Search the records below for the word "document" and show every line where it occurs.

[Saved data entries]
┌──

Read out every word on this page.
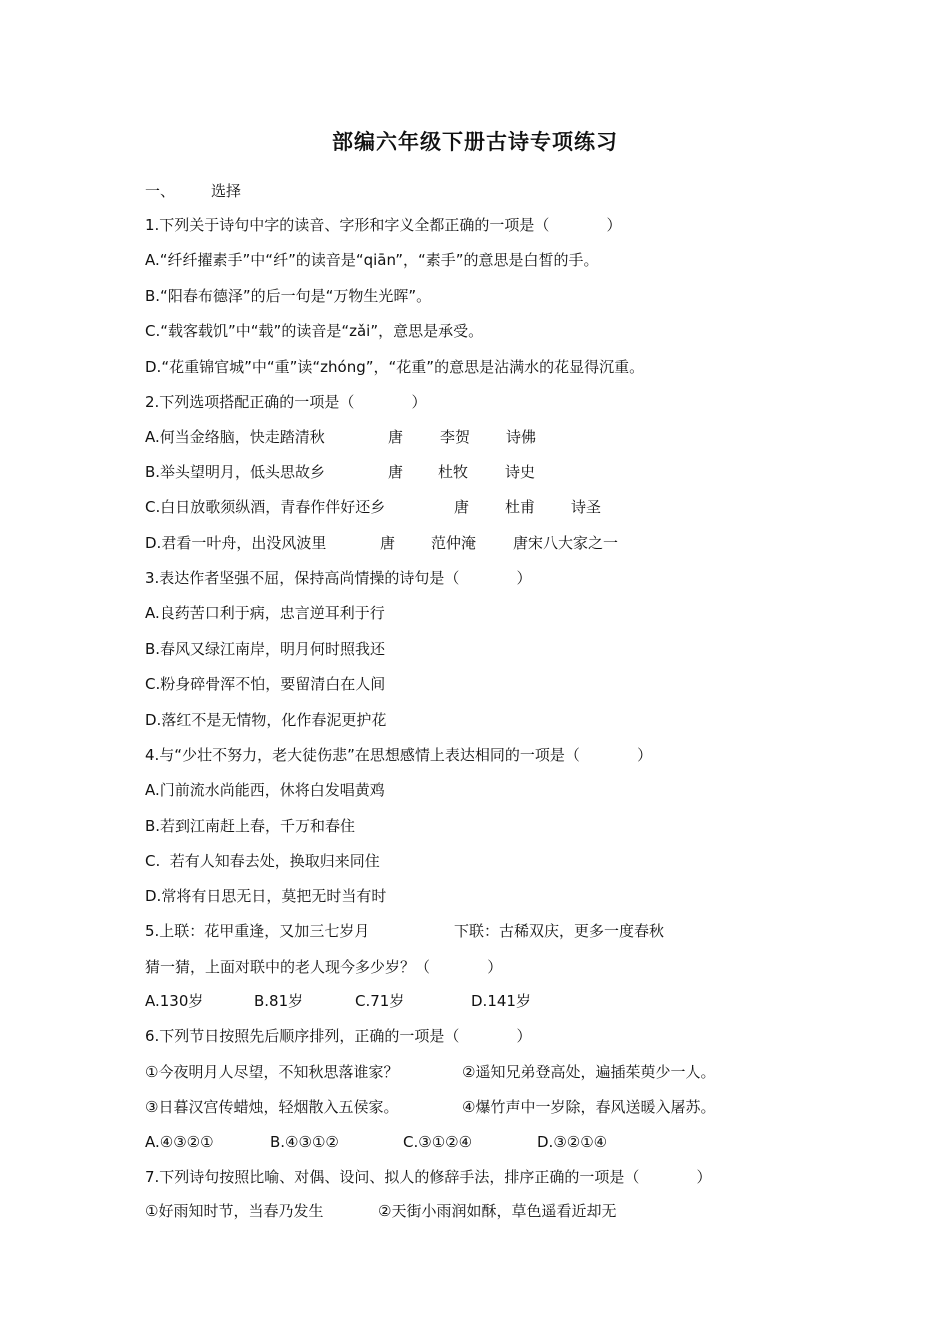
部编六年级下册古诗专项练习
一、 选择
1.下列关于诗句中字的读音、字形和字义全都正确的一项是（            ）
A.“纤纤擢素手”中“纤”的读音是“qiān”，“素手”的意思是白皙的手。
B.“阳春布德泽”的后一句是“万物生光晖”。
C.“载客载饥”中“载”的读音是“zǎi”，意思是承受。
D.“花重锦官城”中“重”读“zhóng”，“花重”的意思是沾满水的花显得沉重。
2.下列选项搭配正确的一项是（            ）
A.何当金络脑，快走踏清秋	唐 李贺 诗佛
B.举头望明月，低头思故乡	唐 杜牧 诗史
C.白日放歌须纵酒，青春作伴好还乡	唐 杜甫 诗圣
D.君看一叶舟，出没风波里	唐 范仲淹 唐宋八大家之一
3.表达作者坚强不屈，保持高尚情操的诗句是（            ）
A.良药苦口利于病，忠言逆耳利于行
B.春风又绿江南岸，明月何时照我还
C.粉身碎骨浑不怕，要留清白在人间
D.落红不是无情物，化作春泥更护花
4.与“少壮不努力，老大徒伤悲”在思想感情上表达相同的一项是（            ）
A.门前流水尚能西，休将白发唱黄鸡
B.若到江南赶上春，千万和春住
C.  若有人知春去处，换取归来同住
D.常将有日思无日，莫把无时当有时
5.上联：花甲重逢，又加三七岁月	下联：古稀双庆，更多一度春秋
猜一猜，上面对联中的老人现今多少岁？（            ）
A.130岁	B.81岁	C.71岁	D.141岁
6.下列节日按照先后顺序排列，正确的一项是（            ）
①今夜明月人尽望，不知秋思落谁家？	②遥知兄弟登高处，遍插茱萸少一人。
③日暮汉宫传蜡烛，轻烟散入五侯家。	④爆竹声中一岁除，春风送暖入屠苏。
A.④③②①	B.④③①②	C.③①②④	D.③②①④
7.下列诗句按照比喻、对偶、设问、拟人的修辞手法，排序正确的一项是（            ）
①好雨知时节，当春乃发生	②天街小雨润如酥，草色遥看近却无
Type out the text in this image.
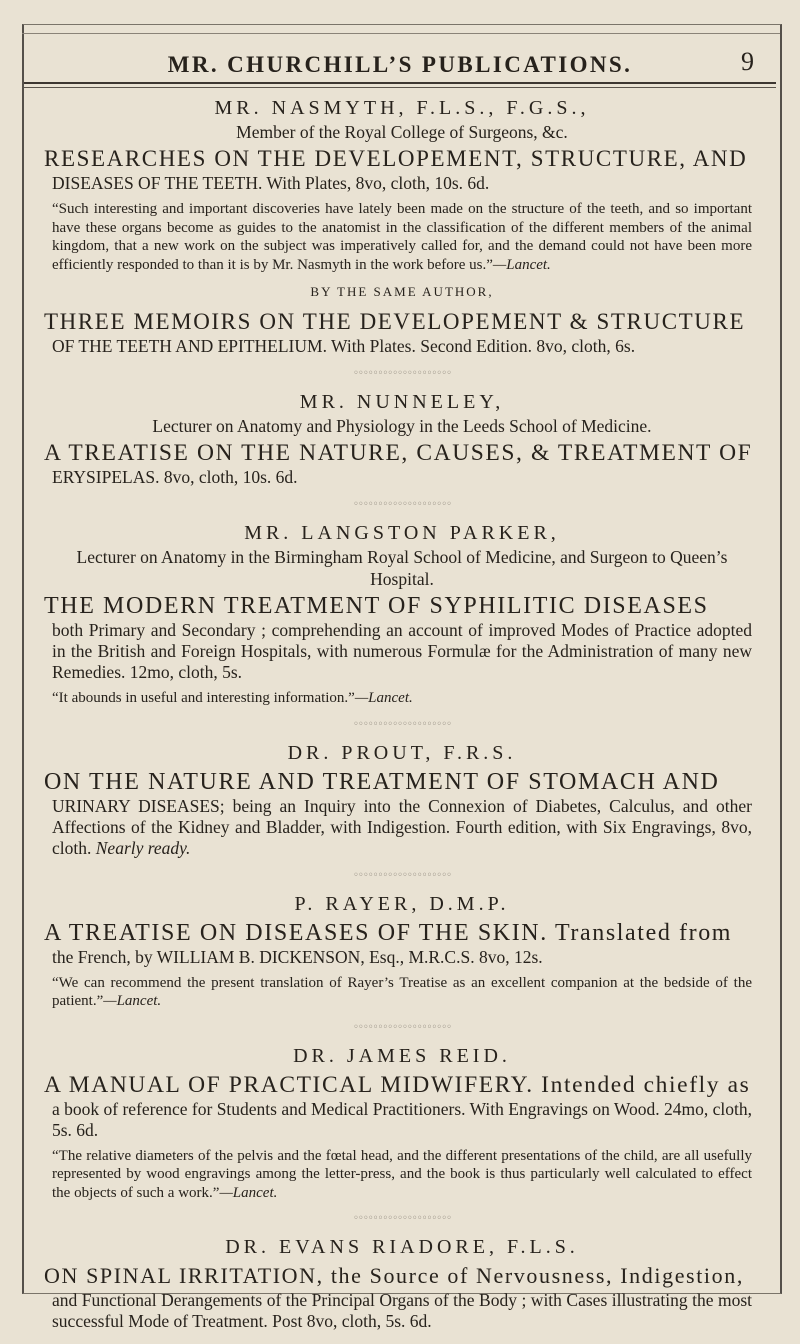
MR. CHURCHILL’S PUBLICATIONS.	9

MR. NASMYTH, F.L.S., F.G.S.,

Member of the Royal College of Surgeons, &c.

RESEARCHES ON THE DEVELOPEMENT, STRUCTURE, AND

DISEASES OF THE TEETH. With Plates, 8vo, cloth, 10s. 6d.

“Such interesting and important discoveries have lately been made on the structure of the teeth, and so important have these organs become as guides to the anatomist in the classification of the different members of the animal kingdom, that a new work on the subject was imperatively called for, and the demand could not have been more efficiently responded to than it is by Mr. Nasmyth in the work before us.”—Lancet.

BY THE SAME AUTHOR,

THREE MEMOIRS ON THE DEVELOPEMENT & STRUCTURE

OF THE TEETH AND EPITHELIUM. With Plates. Second Edition. 8vo, cloth, 6s.

◦◦◦◦◦◦◦◦◦◦◦◦◦◦◦◦◦◦◦◦

MR. NUNNELEY,

Lecturer on Anatomy and Physiology in the Leeds School of Medicine.

A TREATISE ON THE NATURE, CAUSES, & TREATMENT OF

ERYSIPELAS. 8vo, cloth, 10s. 6d.

◦◦◦◦◦◦◦◦◦◦◦◦◦◦◦◦◦◦◦◦

MR. LANGSTON PARKER,

Lecturer on Anatomy in the Birmingham Royal School of Medicine, and Surgeon to Queen’s Hospital.

THE MODERN TREATMENT OF SYPHILITIC DISEASES

both Primary and Secondary ; comprehending an account of improved Modes of Practice adopted in the British and Foreign Hospitals, with numerous Formulæ for the Administration of many new Remedies. 12mo, cloth, 5s.

“It abounds in useful and interesting information.”—Lancet.

◦◦◦◦◦◦◦◦◦◦◦◦◦◦◦◦◦◦◦◦

DR. PROUT, F.R.S.

ON THE NATURE AND TREATMENT OF STOMACH AND

URINARY DISEASES; being an Inquiry into the Connexion of Diabetes, Calculus, and other Affections of the Kidney and Bladder, with Indigestion. Fourth edition, with Six Engravings, 8vo, cloth. Nearly ready.

◦◦◦◦◦◦◦◦◦◦◦◦◦◦◦◦◦◦◦◦

P. RAYER, D.M.P.

A TREATISE ON DISEASES OF THE SKIN. Translated from

the French, by WILLIAM B. DICKENSON, Esq., M.R.C.S. 8vo, 12s.

“We can recommend the present translation of Rayer’s Treatise as an excellent companion at the bedside of the patient.”—Lancet.

◦◦◦◦◦◦◦◦◦◦◦◦◦◦◦◦◦◦◦◦

DR. JAMES REID.

A MANUAL OF PRACTICAL MIDWIFERY. Intended chiefly as

a book of reference for Students and Medical Practitioners. With Engravings on Wood. 24mo, cloth, 5s. 6d.

“The relative diameters of the pelvis and the fœtal head, and the different presentations of the child, are all usefully represented by wood engravings among the letter-press, and the book is thus particularly well calculated to effect the objects of such a work.”—Lancet.

◦◦◦◦◦◦◦◦◦◦◦◦◦◦◦◦◦◦◦◦

DR. EVANS RIADORE, F.L.S.

ON SPINAL IRRITATION, the Source of Nervousness, Indigestion,

and Functional Derangements of the Principal Organs of the Body ; with Cases illustrating the most successful Mode of Treatment. Post 8vo, cloth, 5s. 6d.
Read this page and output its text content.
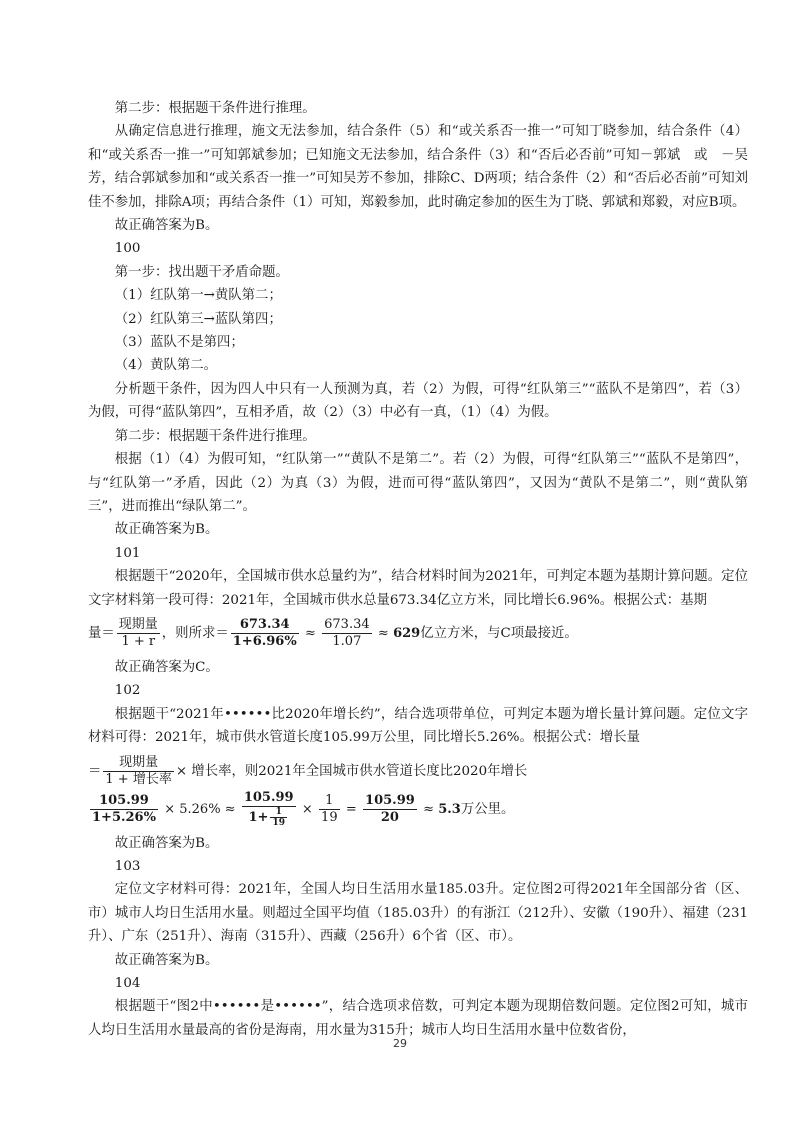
第二步：根据题干条件进行推理。

从确定信息进行推理，施文无法参加，结合条件（5）和“或关系否一推一”可知丁晓参加，结合条件（4）和“或关系否一推一”可知郭斌参加；已知施文无法参加，结合条件（3）和“否后必否前”可知－郭斌　或　－吴芳，结合郭斌参加和“或关系否一推一”可知吴芳不参加，排除C、D两项；结合条件（2）和“否后必否前”可知刘佳不参加，排除A项；再结合条件（1）可知，郑毅参加，此时确定参加的医生为丁晓、郭斌和郑毅，对应B项。

故正确答案为B。

100

第一步：找出题干矛盾命题。

（1）红队第一→黄队第二；

（2）红队第三→蓝队第四；

（3）蓝队不是第四；

（4）黄队第二。

分析题干条件，因为四人中只有一人预测为真，若（2）为假，可得“红队第三”“蓝队不是第四”，若（3）为假，可得“蓝队第四”，互相矛盾，故（2）（3）中必有一真，（1）（4）为假。

第二步：根据题干条件进行推理。

根据（1）（4）为假可知，“红队第一”“黄队不是第二”。若（2）为假，可得“红队第三”“蓝队不是第四”，与“红队第一”矛盾，因此（2）为真（3）为假，进而可得“蓝队第四”，又因为“黄队不是第二”，则“黄队第三”，进而推出“绿队第二”。

故正确答案为B。

101

根据题干“2020年，全国城市供水总量约为”，结合材料时间为2021年，可判定本题为基期计算问题。定位文字材料第一段可得：2021年，全国城市供水总量673.34亿立方米，同比增长6.96%。根据公式：基期

量＝ $\frac{\text{现期量}}{1 + r}$ ，则所求＝ $\frac{673.34}{1+6.96\%} \approx \frac{673.34}{1.07} \approx 629$亿立方米，与C项最接近。

故正确答案为C。

102

根据题干“2021年••••••比2020年增长约”，结合选项带单位，可判定本题为增长量计算问题。定位文字材料可得：2021年，城市供水管道长度105.99万公里，同比增长5.26%。根据公式：增长量

＝ $\frac{\text{现期量}}{\text{1 + 增长率}}$ × 增长率，则2021年全国城市供水管道长度比2020年增长

$\frac{105.99}{1+5.26\%} \times 5.26\% \approx \frac{105.99}{1+ \frac{1}{19}} \times \frac{1}{19} = \frac{105.99}{20} \approx 5.3$万公里。

故正确答案为B。

103

定位文字材料可得：2021年，全国人均日生活用水量185.03升。定位图2可得2021年全国部分省（区、市）城市人均日生活用水量。则超过全国平均值（185.03升）的有浙江（212升）、安徽（190升）、福建（231升）、广东（251升）、海南（315升）、西藏（256升）6个省（区、市）。

故正确答案为B。

104

根据题干“图2中••••••是••••••”，结合选项求倍数，可判定本题为现期倍数问题。定位图2可知，城市人均日生活用水量最高的省份是海南，用水量为315升；城市人均日生活用水量中位数省份，

29
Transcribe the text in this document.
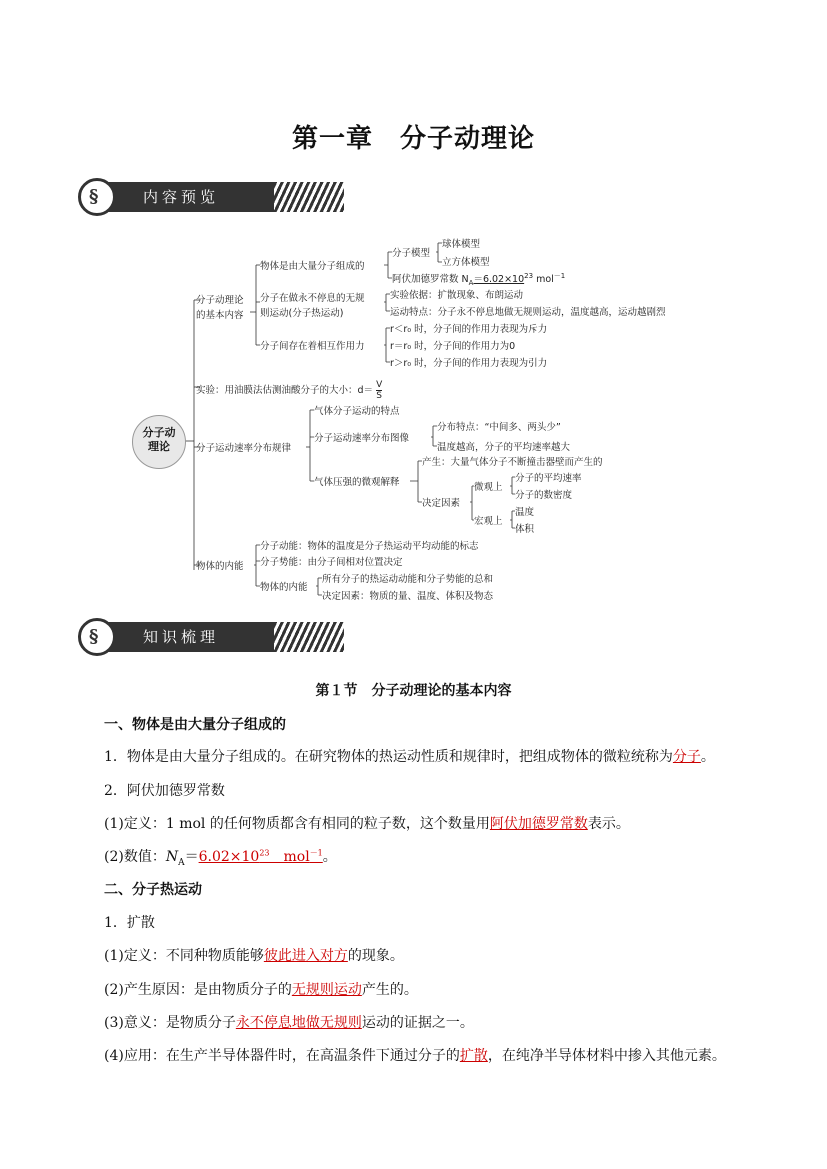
第一章　分子动理论
§	内容预览
分子动
理论
分子动理论
的基本内容
物体是由大量分子组成的
分子模型
球体模型
立方体模型
阿伏加德罗常数 $N_A=6.02\times 10^{23}$ mol$^{-1}$
分子在做永不停息的无规
则运动(分子热运动)
实验依据：扩散现象、布朗运动
运动特点：分子永不停息地做无规则运动，温度越高，运动越剧烈
分子间存在着相互作用力
r＜r₀ 时，分子间的作用力表现为斥力
r＝r₀ 时，分子间的作用力为0
r＞r₀ 时，分子间的作用力表现为引力
实验：用油膜法估测油酸分子的大小：$d= \frac{V}{S}$
分子运动速率分布规律
气体分子运动的特点
分子运动速率分布图像
分布特点：“中间多、两头少”
温度越高，分子的平均速率越大
气体压强的微观解释
产生：大量气体分子不断撞击器壁而产生的
决定因素
微观上
分子的平均速率
分子的数密度
宏观上
温度
体积
物体的内能
分子动能：物体的温度是分子热运动平均动能的标志
分子势能：由分子间相对位置决定
物体的内能
所有分子的热运动动能和分子势能的总和
决定因素：物质的量、温度、体积及物态
§	知识梳理
第１节　分子动理论的基本内容
一、物体是由大量分子组成的
1．物体是由大量分子组成的。在研究物体的热运动性质和规律时，把组成物体的微粒统称为分子。
2．阿伏加德罗常数
(1)定义：1 mol 的任何物质都含有相同的粒子数，这个数量用阿伏加德罗常数表示。
(2)数值：$N_A=6.02\times 10^{23}$　mol$^{-1}$。
二、分子热运动
1．扩散
(1)定义：不同种物质能够彼此进入对方的现象。
(2)产生原因：是由物质分子的无规则运动产生的。
(3)意义：是物质分子永不停息地做无规则运动的证据之一。
(4)应用：在生产半导体器件时，在高温条件下通过分子的扩散，在纯净半导体材料中掺入其他元素。
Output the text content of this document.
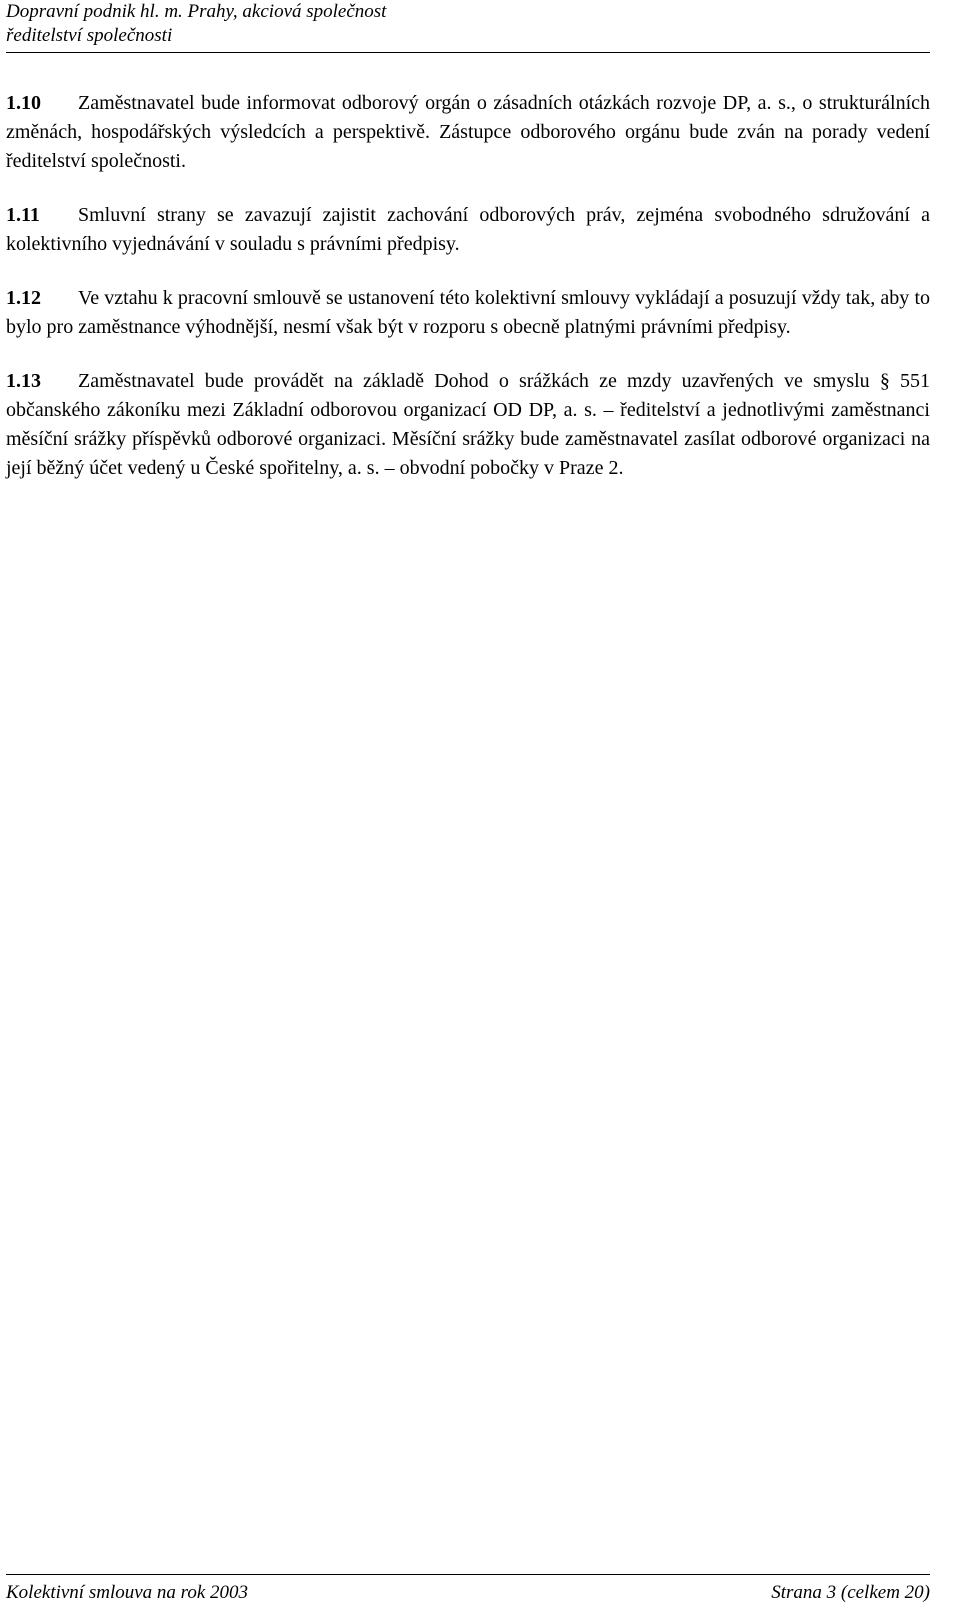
Dopravní podnik hl. m. Prahy, akciová společnost
ředitelství společnosti

1.10 Zaměstnavatel bude informovat odborový orgán o zásadních otázkách rozvoje DP, a. s., o strukturálních změnách, hospodářských výsledcích a perspektivě. Zástupce odborového orgánu bude zván na porady vedení ředitelství společnosti.

1.11 Smluvní strany se zavazují zajistit zachování odborových práv, zejména svobodného sdružování a kolektivního vyjednávání v souladu s právními předpisy.

1.12 Ve vztahu k pracovní smlouvě se ustanovení této kolektivní smlouvy vykládají a posuzují vždy tak, aby to bylo pro zaměstnance výhodnější, nesmí však být v rozporu s obecně platnými právními předpisy.

1.13 Zaměstnavatel bude provádět na základě Dohod o srážkách ze mzdy uzavřených ve smyslu § 551 občanského zákoníku mezi Základní odborovou organizací OD DP, a. s. – ředitelství a jednotlivými zaměstnanci měsíční srážky příspěvků odborové organizaci. Měsíční srážky bude zaměstnavatel zasílat odborové organizaci na její běžný účet vedený u České spořitelny, a. s. – obvodní pobočky v Praze 2.

Kolektivní smlouva na rok 2003	Strana 3 (celkem 20)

└──

### TASK RESULT
Transcribe the text in this document.
Output the text content of this document.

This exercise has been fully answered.